Given instruction =
Narrow the data below down to the lines containing "Survival".

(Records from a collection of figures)
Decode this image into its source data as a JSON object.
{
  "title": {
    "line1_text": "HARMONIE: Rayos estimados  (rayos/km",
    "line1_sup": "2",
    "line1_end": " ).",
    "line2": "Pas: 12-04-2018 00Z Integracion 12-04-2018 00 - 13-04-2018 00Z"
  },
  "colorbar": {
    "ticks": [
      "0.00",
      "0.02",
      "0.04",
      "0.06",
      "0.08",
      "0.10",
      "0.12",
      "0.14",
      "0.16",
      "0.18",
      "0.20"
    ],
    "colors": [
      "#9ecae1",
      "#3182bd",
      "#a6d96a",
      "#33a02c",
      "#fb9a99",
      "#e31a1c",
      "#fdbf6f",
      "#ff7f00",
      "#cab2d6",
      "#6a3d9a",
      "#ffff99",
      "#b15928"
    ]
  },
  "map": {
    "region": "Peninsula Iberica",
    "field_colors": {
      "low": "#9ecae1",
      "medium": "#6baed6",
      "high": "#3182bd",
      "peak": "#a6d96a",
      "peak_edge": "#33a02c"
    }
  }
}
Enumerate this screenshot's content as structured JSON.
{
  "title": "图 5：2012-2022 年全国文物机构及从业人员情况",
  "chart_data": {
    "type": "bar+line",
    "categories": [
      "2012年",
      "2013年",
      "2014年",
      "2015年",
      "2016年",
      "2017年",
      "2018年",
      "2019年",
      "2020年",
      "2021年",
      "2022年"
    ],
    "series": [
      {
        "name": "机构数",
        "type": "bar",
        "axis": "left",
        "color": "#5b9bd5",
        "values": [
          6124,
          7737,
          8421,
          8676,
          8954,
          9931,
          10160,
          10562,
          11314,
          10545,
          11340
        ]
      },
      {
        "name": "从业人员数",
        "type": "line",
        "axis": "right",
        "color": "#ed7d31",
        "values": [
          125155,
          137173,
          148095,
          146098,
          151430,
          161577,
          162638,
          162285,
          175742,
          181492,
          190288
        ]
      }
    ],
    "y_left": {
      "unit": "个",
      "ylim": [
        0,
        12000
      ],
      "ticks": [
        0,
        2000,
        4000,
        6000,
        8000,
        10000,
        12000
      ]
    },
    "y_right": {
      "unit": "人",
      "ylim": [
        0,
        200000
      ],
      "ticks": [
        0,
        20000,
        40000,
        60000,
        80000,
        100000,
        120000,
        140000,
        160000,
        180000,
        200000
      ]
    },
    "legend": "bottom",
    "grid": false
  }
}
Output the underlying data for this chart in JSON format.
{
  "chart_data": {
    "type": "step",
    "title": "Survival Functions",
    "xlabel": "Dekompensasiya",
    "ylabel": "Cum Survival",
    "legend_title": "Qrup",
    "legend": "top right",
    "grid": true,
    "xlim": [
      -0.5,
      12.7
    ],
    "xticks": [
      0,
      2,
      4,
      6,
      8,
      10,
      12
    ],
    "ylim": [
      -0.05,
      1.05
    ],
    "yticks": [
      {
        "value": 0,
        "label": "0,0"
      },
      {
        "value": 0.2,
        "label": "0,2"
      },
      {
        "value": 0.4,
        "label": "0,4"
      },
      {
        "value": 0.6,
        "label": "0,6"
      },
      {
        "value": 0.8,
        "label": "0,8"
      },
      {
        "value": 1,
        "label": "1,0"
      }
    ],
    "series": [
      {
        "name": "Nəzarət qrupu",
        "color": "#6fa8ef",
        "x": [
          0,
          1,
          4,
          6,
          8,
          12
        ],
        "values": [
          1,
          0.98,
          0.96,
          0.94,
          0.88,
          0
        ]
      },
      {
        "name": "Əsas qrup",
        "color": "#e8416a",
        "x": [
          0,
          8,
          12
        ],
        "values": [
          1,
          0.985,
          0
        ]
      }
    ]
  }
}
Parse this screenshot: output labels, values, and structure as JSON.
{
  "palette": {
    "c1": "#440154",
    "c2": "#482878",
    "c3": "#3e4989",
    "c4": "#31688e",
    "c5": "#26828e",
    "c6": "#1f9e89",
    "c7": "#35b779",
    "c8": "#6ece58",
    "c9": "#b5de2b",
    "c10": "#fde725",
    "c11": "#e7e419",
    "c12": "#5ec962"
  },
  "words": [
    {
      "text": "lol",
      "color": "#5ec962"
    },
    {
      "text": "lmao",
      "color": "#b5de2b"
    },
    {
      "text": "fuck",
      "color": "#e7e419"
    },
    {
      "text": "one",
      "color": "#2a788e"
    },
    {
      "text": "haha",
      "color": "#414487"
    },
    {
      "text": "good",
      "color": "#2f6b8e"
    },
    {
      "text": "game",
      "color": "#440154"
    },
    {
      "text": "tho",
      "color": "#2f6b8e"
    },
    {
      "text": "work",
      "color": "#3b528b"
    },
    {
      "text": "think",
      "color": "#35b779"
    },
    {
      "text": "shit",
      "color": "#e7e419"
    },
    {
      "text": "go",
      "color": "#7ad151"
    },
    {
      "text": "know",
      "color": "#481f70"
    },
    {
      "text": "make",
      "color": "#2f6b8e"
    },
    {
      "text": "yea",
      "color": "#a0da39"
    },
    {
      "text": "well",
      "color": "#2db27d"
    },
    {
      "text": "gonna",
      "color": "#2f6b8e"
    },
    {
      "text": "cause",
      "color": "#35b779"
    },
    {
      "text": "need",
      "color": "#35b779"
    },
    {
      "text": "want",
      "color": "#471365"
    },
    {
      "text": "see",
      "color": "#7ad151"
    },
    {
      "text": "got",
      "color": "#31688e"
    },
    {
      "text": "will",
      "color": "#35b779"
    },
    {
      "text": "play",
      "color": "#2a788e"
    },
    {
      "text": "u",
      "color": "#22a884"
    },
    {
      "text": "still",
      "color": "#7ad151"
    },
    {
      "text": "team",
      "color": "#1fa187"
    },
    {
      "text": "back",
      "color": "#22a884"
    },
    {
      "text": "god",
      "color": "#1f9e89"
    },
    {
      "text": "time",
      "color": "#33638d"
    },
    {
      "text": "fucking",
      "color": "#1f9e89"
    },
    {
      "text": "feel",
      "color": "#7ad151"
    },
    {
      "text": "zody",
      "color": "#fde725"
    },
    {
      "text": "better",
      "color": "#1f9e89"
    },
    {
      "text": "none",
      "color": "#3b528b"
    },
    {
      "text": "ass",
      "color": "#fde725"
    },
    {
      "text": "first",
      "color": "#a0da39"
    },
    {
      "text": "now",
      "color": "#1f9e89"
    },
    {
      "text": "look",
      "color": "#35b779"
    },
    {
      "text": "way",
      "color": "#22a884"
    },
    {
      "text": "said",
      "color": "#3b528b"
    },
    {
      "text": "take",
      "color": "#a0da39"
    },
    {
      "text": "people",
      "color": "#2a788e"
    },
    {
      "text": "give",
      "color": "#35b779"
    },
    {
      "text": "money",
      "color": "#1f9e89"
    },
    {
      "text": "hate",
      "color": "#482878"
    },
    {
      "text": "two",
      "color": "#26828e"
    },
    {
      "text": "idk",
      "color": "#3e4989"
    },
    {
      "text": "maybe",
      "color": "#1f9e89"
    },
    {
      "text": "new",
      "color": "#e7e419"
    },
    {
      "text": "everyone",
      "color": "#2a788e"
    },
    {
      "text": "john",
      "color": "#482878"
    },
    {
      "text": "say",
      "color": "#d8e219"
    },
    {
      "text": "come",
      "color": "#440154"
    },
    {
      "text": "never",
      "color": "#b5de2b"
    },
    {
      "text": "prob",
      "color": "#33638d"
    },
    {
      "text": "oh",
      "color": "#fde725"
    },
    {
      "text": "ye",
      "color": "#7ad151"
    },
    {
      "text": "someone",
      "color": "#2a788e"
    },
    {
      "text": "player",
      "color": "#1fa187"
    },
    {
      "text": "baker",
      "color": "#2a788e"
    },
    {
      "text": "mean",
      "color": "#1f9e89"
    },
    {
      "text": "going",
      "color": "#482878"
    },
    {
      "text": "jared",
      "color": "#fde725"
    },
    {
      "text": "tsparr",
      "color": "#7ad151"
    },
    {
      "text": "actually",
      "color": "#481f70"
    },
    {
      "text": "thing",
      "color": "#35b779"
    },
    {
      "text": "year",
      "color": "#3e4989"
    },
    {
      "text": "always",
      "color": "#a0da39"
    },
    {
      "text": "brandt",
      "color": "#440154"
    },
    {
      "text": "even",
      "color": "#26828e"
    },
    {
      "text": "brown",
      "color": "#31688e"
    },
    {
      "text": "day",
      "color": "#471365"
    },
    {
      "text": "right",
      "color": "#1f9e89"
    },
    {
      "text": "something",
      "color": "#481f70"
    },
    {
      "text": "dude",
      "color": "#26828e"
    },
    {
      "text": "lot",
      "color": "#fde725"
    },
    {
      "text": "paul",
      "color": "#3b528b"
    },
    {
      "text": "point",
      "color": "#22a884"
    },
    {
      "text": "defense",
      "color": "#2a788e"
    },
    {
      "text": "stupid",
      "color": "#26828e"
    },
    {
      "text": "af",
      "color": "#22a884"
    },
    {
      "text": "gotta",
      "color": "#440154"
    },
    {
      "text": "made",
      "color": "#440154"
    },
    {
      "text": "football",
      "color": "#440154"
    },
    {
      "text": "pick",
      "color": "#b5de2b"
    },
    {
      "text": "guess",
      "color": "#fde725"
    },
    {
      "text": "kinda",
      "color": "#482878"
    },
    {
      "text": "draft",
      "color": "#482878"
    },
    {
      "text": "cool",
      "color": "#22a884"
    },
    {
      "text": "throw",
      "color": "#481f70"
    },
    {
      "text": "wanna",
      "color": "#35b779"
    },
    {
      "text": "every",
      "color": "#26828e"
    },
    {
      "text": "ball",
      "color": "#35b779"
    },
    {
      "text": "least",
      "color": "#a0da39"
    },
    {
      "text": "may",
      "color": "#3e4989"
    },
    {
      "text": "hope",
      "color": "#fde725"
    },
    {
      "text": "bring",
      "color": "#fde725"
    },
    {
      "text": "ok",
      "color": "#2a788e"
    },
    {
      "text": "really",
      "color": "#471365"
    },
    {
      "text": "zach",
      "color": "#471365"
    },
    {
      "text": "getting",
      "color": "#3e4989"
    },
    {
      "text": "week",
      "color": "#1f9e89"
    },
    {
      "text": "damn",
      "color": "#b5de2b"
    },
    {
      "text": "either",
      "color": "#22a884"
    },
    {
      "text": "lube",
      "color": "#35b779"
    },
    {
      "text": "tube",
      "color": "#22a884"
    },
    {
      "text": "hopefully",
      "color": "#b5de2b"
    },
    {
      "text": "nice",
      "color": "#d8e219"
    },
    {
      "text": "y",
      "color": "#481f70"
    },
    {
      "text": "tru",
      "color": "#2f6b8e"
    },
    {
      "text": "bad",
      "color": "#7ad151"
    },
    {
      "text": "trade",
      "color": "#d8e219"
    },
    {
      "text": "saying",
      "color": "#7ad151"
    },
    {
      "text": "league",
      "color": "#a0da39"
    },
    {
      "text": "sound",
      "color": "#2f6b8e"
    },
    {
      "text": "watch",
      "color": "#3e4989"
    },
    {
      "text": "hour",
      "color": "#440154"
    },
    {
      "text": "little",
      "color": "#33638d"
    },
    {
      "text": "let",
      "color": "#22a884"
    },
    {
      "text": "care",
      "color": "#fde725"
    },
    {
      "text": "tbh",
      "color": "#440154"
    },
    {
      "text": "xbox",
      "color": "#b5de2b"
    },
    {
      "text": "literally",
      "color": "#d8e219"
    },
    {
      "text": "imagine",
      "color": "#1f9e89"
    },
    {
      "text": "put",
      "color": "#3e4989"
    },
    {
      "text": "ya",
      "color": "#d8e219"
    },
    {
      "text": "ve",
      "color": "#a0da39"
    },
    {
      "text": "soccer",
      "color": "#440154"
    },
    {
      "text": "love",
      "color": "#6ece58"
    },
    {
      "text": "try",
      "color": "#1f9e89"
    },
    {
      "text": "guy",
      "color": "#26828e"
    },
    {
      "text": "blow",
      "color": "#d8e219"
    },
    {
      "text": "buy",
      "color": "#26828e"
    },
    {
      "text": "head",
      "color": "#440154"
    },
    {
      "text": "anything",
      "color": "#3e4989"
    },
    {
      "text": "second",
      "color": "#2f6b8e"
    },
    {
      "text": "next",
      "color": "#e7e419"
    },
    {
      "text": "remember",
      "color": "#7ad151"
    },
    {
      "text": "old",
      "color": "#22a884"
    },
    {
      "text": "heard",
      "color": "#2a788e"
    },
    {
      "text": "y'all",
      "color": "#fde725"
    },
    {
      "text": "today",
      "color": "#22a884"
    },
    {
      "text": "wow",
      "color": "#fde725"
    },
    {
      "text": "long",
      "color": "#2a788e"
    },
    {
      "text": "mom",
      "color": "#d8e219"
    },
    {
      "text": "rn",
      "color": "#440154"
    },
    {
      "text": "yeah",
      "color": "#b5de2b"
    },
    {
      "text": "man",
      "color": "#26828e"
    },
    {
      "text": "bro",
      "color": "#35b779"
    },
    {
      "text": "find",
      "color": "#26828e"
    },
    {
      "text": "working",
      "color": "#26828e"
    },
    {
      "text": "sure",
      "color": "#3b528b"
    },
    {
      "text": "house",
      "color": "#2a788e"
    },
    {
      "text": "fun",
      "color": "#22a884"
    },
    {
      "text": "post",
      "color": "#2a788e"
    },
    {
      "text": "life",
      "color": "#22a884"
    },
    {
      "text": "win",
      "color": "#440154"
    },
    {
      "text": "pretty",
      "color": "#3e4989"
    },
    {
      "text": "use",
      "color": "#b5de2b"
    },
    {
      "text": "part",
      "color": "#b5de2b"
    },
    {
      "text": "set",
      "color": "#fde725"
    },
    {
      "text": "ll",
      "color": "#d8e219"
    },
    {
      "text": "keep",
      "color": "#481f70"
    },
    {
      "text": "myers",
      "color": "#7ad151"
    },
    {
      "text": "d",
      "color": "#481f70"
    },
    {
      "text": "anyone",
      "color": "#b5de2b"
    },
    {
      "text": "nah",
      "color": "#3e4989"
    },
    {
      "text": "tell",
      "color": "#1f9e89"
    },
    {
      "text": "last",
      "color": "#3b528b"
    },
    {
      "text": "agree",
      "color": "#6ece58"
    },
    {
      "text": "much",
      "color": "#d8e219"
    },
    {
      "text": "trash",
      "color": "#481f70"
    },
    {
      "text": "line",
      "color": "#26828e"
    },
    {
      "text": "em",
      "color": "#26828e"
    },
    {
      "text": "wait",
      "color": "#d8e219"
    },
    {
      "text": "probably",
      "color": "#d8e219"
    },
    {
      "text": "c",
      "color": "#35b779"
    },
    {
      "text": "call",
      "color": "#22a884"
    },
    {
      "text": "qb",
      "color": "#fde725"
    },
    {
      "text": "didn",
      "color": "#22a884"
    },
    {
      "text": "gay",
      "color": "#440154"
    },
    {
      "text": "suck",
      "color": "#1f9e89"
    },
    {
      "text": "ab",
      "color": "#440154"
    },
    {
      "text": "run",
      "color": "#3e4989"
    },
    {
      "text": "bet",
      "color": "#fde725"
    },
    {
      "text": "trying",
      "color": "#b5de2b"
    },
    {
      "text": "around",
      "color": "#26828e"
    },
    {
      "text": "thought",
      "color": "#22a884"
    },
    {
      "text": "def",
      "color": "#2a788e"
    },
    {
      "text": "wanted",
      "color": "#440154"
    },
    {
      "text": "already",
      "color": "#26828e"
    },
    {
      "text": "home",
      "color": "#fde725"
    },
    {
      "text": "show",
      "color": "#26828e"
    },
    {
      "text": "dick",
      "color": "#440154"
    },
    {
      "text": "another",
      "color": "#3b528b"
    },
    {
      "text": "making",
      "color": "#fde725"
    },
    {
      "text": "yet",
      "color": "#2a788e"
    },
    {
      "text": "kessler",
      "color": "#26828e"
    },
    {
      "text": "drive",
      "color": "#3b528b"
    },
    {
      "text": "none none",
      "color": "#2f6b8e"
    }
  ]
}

Solution to the problem =
    "title": "Survival Functions",
    "ylabel": "Cum Survival",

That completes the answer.